───── INPUT RECORDS ─────

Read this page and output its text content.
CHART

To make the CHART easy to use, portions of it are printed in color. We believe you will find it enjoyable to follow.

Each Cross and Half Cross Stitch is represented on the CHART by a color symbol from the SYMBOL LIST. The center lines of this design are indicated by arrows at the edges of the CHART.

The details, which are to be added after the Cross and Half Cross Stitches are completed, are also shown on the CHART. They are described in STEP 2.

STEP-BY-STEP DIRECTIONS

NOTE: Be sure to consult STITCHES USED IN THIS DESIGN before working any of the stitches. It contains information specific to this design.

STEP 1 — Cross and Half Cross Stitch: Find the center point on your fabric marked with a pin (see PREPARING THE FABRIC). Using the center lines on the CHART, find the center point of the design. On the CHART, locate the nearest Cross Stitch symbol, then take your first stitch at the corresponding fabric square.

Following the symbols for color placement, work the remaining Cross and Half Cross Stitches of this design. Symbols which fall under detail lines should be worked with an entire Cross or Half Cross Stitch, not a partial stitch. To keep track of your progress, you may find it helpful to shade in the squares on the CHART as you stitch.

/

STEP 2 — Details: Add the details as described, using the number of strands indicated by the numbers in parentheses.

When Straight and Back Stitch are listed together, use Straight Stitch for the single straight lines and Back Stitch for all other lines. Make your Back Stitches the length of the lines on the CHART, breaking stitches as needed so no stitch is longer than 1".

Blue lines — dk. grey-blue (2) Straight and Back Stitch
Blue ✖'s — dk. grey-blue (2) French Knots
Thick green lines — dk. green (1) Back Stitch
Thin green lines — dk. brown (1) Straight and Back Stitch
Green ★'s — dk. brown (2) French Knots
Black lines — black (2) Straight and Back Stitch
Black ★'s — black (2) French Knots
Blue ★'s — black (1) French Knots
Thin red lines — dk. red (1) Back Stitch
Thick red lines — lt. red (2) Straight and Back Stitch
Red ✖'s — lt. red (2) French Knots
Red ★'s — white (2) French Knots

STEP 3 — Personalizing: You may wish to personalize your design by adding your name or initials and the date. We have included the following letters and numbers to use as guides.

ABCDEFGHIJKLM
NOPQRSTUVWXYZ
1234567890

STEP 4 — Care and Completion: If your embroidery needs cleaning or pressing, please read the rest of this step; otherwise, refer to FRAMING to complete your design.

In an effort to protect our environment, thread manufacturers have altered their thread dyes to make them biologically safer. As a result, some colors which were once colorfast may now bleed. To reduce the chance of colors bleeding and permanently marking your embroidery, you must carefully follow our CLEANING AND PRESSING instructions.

─────
───── INPUT RECORDS ─────

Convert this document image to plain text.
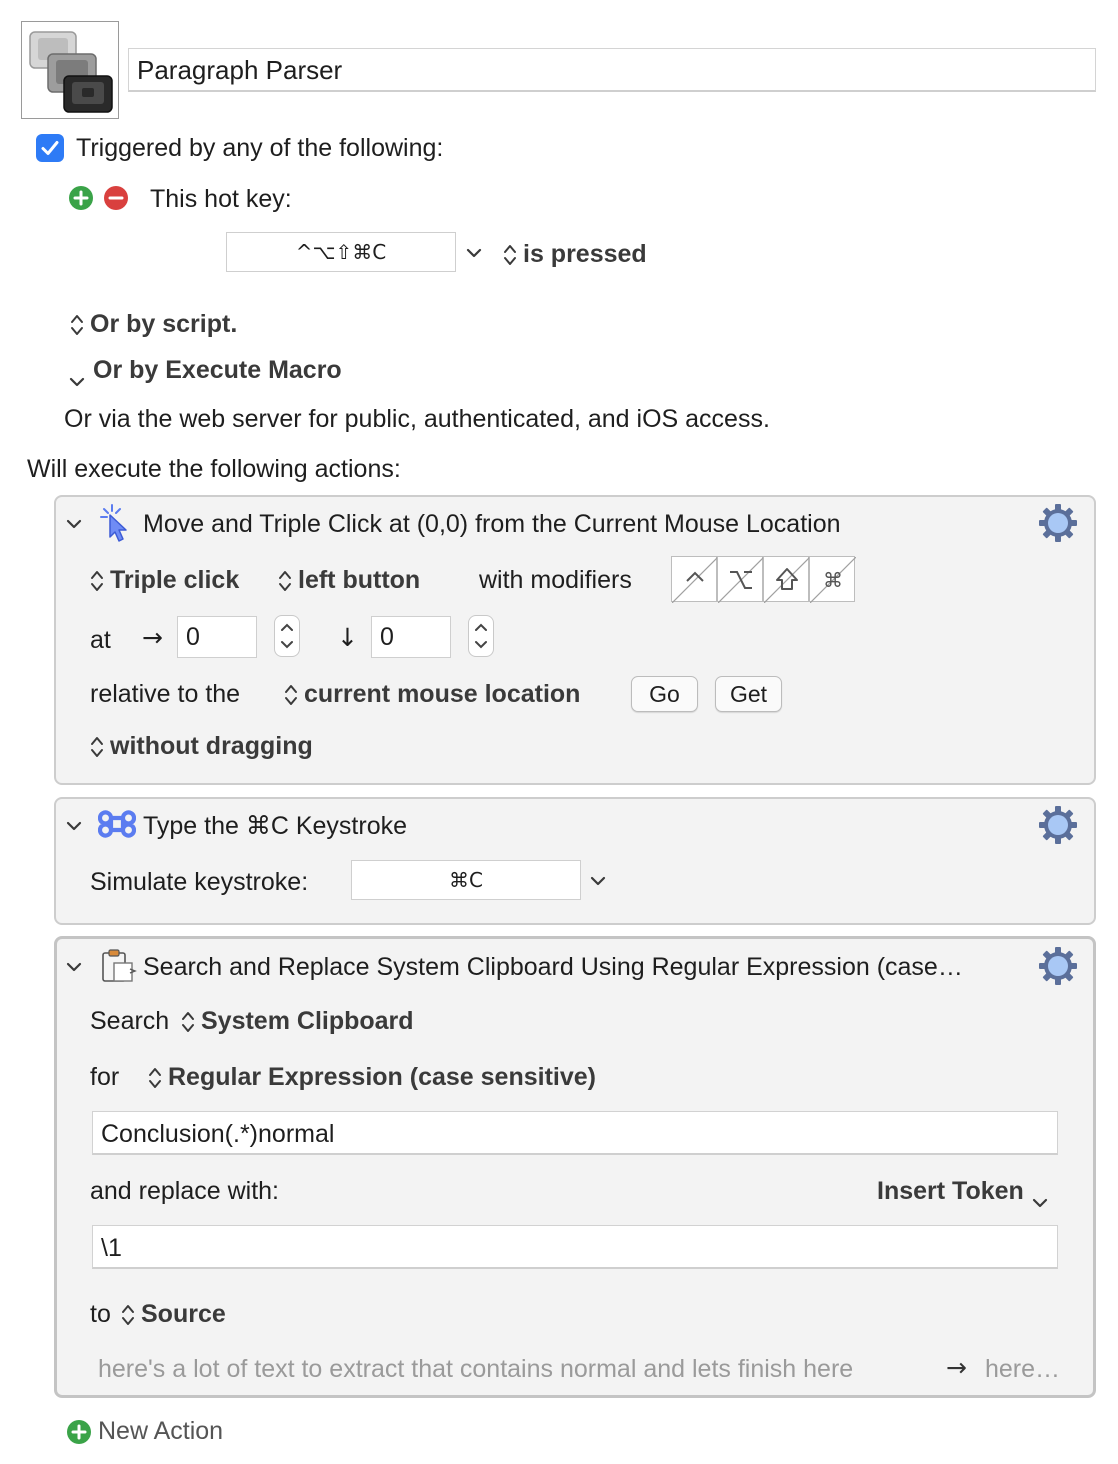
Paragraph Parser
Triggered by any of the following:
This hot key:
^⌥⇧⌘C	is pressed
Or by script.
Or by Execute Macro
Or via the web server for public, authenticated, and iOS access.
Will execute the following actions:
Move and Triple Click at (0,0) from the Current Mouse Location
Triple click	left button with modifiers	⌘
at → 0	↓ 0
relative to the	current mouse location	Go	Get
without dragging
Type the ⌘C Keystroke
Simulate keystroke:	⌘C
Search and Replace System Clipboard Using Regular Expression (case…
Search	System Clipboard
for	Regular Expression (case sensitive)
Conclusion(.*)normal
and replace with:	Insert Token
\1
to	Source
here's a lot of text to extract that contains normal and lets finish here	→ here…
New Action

─────
───── INPUT RECORDS ─────

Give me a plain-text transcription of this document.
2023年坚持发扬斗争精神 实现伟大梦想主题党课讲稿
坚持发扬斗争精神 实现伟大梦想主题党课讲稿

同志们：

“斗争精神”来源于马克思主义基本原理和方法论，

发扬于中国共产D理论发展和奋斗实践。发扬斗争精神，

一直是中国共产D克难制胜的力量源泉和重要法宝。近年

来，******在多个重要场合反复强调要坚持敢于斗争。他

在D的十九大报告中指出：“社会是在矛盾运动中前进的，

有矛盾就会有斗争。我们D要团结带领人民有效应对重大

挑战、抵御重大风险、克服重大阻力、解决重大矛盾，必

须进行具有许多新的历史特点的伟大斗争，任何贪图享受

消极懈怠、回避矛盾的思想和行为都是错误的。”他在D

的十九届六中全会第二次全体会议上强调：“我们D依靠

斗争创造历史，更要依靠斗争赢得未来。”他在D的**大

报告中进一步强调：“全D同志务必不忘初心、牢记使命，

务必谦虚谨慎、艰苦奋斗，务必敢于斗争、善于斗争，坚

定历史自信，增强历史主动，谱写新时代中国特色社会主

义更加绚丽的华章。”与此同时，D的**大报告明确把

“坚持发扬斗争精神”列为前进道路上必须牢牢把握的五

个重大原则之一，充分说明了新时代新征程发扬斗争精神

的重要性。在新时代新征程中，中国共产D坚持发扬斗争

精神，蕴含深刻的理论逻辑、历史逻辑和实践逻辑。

─────

> WHAT IS NEEDED
For each line in the data above that contains the string "Triple", extract the line.

> SOLUTION TO THIS PROBLEM
Move and Triple Click at (0,0) from the Current Mouse Location
Triple click	left button with modifiers	⌘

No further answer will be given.